• _The problem_: Copy out the material without changes, from its first line through the line containing "share-label: SHARE: [461, 364, 500, 376]".

Element location listings:
::::::
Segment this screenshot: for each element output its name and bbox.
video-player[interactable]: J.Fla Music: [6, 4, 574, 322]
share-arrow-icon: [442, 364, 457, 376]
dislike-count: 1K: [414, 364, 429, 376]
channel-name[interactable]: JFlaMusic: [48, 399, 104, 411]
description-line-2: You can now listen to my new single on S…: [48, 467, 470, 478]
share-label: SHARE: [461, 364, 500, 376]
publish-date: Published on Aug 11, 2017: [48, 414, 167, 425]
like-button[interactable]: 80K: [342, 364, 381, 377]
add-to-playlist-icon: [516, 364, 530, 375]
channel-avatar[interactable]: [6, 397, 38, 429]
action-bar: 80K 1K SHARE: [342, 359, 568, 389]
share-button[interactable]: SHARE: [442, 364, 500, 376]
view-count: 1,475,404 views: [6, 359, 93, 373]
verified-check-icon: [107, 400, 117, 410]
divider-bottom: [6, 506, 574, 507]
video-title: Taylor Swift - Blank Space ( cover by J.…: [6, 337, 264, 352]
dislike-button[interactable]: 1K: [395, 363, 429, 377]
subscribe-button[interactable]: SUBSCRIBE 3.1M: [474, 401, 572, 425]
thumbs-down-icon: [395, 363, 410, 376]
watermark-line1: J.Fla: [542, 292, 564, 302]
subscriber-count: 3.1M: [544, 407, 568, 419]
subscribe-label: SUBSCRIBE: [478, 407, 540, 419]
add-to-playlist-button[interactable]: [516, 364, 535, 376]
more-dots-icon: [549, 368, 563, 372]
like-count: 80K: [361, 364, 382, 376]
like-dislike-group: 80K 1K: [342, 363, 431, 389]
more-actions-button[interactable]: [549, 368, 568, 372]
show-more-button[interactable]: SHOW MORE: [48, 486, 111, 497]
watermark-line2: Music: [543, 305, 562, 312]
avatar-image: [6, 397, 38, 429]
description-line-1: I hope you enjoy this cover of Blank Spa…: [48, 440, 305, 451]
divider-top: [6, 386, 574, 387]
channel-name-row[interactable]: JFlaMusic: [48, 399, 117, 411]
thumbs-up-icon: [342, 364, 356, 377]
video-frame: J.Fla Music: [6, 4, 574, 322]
::::::
• _Solution_:
Segment this screenshot: for each element output its name and bbox.
video-player[interactable]: J.Fla Music: [6, 4, 574, 322]
share-arrow-icon: [442, 364, 457, 376]
dislike-count: 1K: [414, 364, 429, 376]
channel-name[interactable]: JFlaMusic: [48, 399, 104, 411]
description-line-2: You can now listen to my new single on S…: [48, 467, 470, 478]
share-label: SHARE: [461, 364, 500, 376]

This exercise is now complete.